• What the task requires: Please quote every line of the records below word for word, leaving the pictures out of your answer.

--- begin Material for this task ---

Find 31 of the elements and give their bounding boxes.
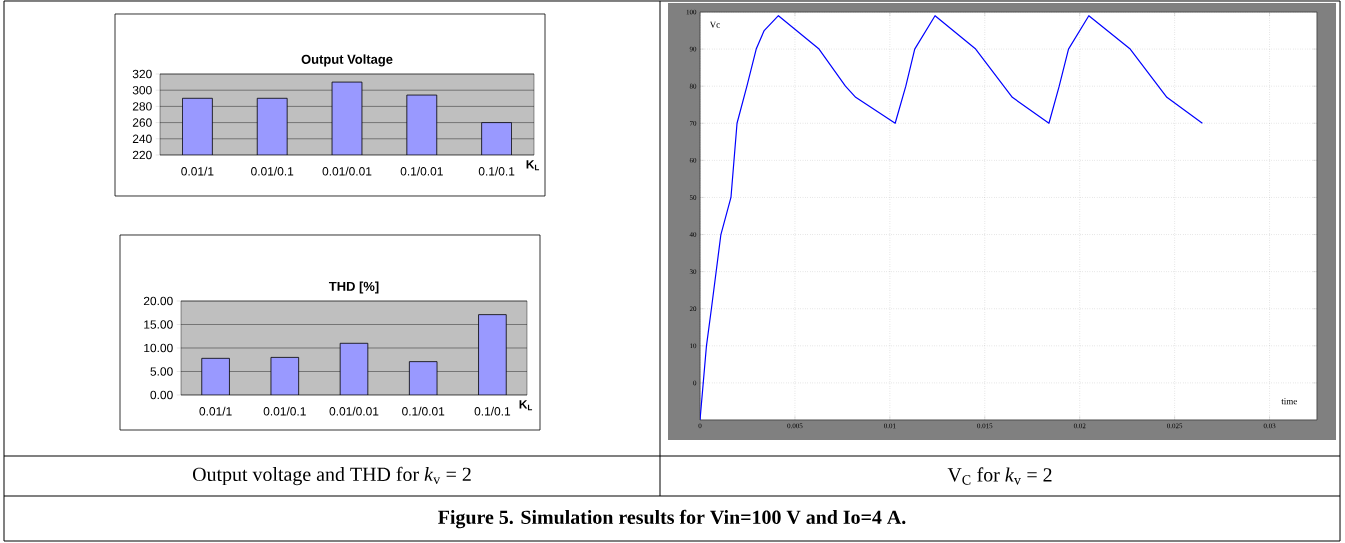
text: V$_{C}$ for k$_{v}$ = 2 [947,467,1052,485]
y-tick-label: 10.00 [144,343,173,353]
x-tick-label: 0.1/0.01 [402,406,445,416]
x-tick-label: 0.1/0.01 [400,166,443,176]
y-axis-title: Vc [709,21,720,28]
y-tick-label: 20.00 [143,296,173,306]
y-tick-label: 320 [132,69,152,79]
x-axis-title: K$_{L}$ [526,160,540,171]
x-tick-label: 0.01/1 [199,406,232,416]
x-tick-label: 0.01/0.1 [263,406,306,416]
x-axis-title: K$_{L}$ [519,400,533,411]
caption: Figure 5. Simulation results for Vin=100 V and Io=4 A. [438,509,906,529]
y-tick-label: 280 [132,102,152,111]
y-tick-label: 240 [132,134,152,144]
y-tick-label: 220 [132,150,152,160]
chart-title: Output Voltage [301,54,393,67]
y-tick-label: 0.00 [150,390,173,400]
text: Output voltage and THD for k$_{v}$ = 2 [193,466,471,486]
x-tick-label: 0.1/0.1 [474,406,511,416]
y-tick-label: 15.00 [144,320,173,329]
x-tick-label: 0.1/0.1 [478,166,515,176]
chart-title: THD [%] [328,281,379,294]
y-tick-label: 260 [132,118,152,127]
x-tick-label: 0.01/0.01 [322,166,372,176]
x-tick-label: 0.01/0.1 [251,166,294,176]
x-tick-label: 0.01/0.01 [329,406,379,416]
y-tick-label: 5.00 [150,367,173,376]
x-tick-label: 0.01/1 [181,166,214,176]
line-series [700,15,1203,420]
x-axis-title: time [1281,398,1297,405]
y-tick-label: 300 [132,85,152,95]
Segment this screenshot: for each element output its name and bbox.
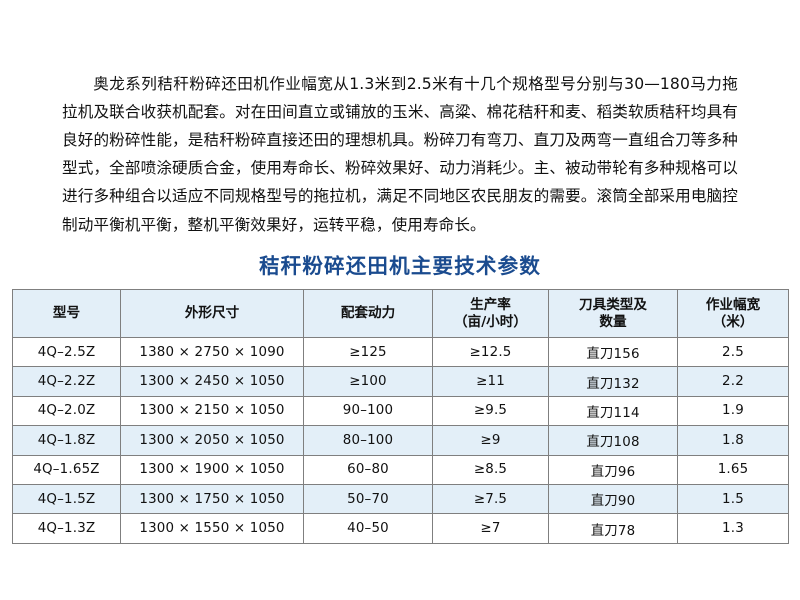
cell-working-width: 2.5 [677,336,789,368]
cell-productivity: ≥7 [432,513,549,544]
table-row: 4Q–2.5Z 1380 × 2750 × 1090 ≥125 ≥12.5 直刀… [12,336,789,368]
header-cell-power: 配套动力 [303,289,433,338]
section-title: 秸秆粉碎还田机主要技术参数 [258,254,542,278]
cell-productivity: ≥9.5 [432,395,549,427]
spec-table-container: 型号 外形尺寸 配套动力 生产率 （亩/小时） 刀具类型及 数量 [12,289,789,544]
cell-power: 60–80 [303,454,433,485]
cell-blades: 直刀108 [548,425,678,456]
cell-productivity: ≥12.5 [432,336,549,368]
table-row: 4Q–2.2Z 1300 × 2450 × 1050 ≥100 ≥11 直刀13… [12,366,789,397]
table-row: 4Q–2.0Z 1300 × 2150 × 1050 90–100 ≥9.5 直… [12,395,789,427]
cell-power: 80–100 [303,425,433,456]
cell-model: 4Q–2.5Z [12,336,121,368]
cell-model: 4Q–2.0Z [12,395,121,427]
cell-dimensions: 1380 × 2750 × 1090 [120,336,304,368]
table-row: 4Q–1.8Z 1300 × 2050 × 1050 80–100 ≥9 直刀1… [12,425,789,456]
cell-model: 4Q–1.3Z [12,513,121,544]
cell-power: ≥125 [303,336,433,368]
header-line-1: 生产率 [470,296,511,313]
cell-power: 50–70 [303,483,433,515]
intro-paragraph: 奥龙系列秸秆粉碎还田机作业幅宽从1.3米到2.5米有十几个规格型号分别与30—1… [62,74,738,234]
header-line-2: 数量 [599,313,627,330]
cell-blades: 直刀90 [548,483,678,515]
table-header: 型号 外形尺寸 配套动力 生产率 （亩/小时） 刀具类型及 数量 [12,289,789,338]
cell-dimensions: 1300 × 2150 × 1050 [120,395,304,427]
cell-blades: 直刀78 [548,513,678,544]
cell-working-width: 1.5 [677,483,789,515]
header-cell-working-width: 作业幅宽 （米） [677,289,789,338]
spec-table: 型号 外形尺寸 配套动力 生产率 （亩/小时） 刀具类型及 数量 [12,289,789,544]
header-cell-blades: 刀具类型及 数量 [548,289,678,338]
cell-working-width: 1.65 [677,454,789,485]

--- end Material for this task ---

• Expected output:
Find 31 of the elements and give their bounding boxes.
text: V$_{C}$ for k$_{v}$ = 2 [947,467,1052,485]
y-tick-label: 10.00 [144,343,173,353]
x-tick-label: 0.1/0.01 [402,406,445,416]
x-tick-label: 0.1/0.01 [400,166,443,176]
y-axis-title: Vc [709,21,720,28]
y-tick-label: 20.00 [143,296,173,306]
y-tick-label: 320 [132,69,152,79]
x-axis-title: K$_{L}$ [526,160,540,171]
x-tick-label: 0.01/1 [199,406,232,416]
x-tick-label: 0.01/0.1 [263,406,306,416]
x-axis-title: K$_{L}$ [519,400,533,411]
caption: Figure 5. Simulation results for Vin=100 V and Io=4 A. [438,509,906,529]
y-tick-label: 280 [132,102,152,111]
y-tick-label: 240 [132,134,152,144]
y-tick-label: 220 [132,150,152,160]
chart-title: Output Voltage [301,54,393,67]
y-tick-label: 0.00 [150,390,173,400]
text: Output voltage and THD for k$_{v}$ = 2 [193,466,471,486]
x-tick-label: 0.1/0.1 [474,406,511,416]
y-tick-label: 15.00 [144,320,173,329]
x-tick-label: 0.1/0.1 [478,166,515,176]
chart-title: THD [%] [328,281,379,294]
y-tick-label: 260 [132,118,152,127]
x-tick-label: 0.01/0.01 [322,166,372,176]
x-tick-label: 0.01/0.1 [251,166,294,176]
x-tick-label: 0.01/0.01 [329,406,379,416]
y-tick-label: 5.00 [150,367,173,376]
x-tick-label: 0.01/1 [181,166,214,176]
line-series [700,15,1203,420]
x-axis-title: time [1281,398,1297,405]
y-tick-label: 300 [132,85,152,95]
Segment this screenshot: for each element output its name and bbox.
cell-working-width: 2.5 [677,336,789,368]
cell-productivity: ≥7 [432,513,549,544]
table-row: 4Q–2.5Z 1380 × 2750 × 1090 ≥125 ≥12.5 直刀… [12,336,789,368]
header-cell-power: 配套动力 [303,289,433,338]
section-title: 秸秆粉碎还田机主要技术参数 [258,254,542,278]
cell-productivity: ≥9.5 [432,395,549,427]
spec-table-container: 型号 外形尺寸 配套动力 生产率 （亩/小时） 刀具类型及 数量 [12,289,789,544]
cell-power: 60–80 [303,454,433,485]
cell-blades: 直刀108 [548,425,678,456]
cell-productivity: ≥12.5 [432,336,549,368]
table-row: 4Q–2.2Z 1300 × 2450 × 1050 ≥100 ≥11 直刀13… [12,366,789,397]
table-row: 4Q–2.0Z 1300 × 2150 × 1050 90–100 ≥9.5 直… [12,395,789,427]
cell-power: 80–100 [303,425,433,456]
cell-model: 4Q–2.5Z [12,336,121,368]
cell-model: 4Q–2.0Z [12,395,121,427]
cell-dimensions: 1380 × 2750 × 1090 [120,336,304,368]
table-row: 4Q–1.8Z 1300 × 2050 × 1050 80–100 ≥9 直刀1… [12,425,789,456]
cell-model: 4Q–1.3Z [12,513,121,544]
cell-power: ≥125 [303,336,433,368]
header-line-1: 生产率 [470,296,511,313]
cell-power: 50–70 [303,483,433,515]
intro-paragraph: 奥龙系列秸秆粉碎还田机作业幅宽从1.3米到2.5米有十几个规格型号分别与30—1… [62,74,738,234]
header-line-2: 数量 [599,313,627,330]
cell-blades: 直刀90 [548,483,678,515]
table-header: 型号 外形尺寸 配套动力 生产率 （亩/小时） 刀具类型及 数量 [12,289,789,338]
cell-dimensions: 1300 × 2150 × 1050 [120,395,304,427]
cell-blades: 直刀78 [548,513,678,544]
cell-working-width: 1.5 [677,483,789,515]
header-cell-working-width: 作业幅宽 （米） [677,289,789,338]
spec-table: 型号 外形尺寸 配套动力 生产率 （亩/小时） 刀具类型及 数量 [12,289,789,544]
header-cell-blades: 刀具类型及 数量 [548,289,678,338]
cell-working-width: 1.65 [677,454,789,485]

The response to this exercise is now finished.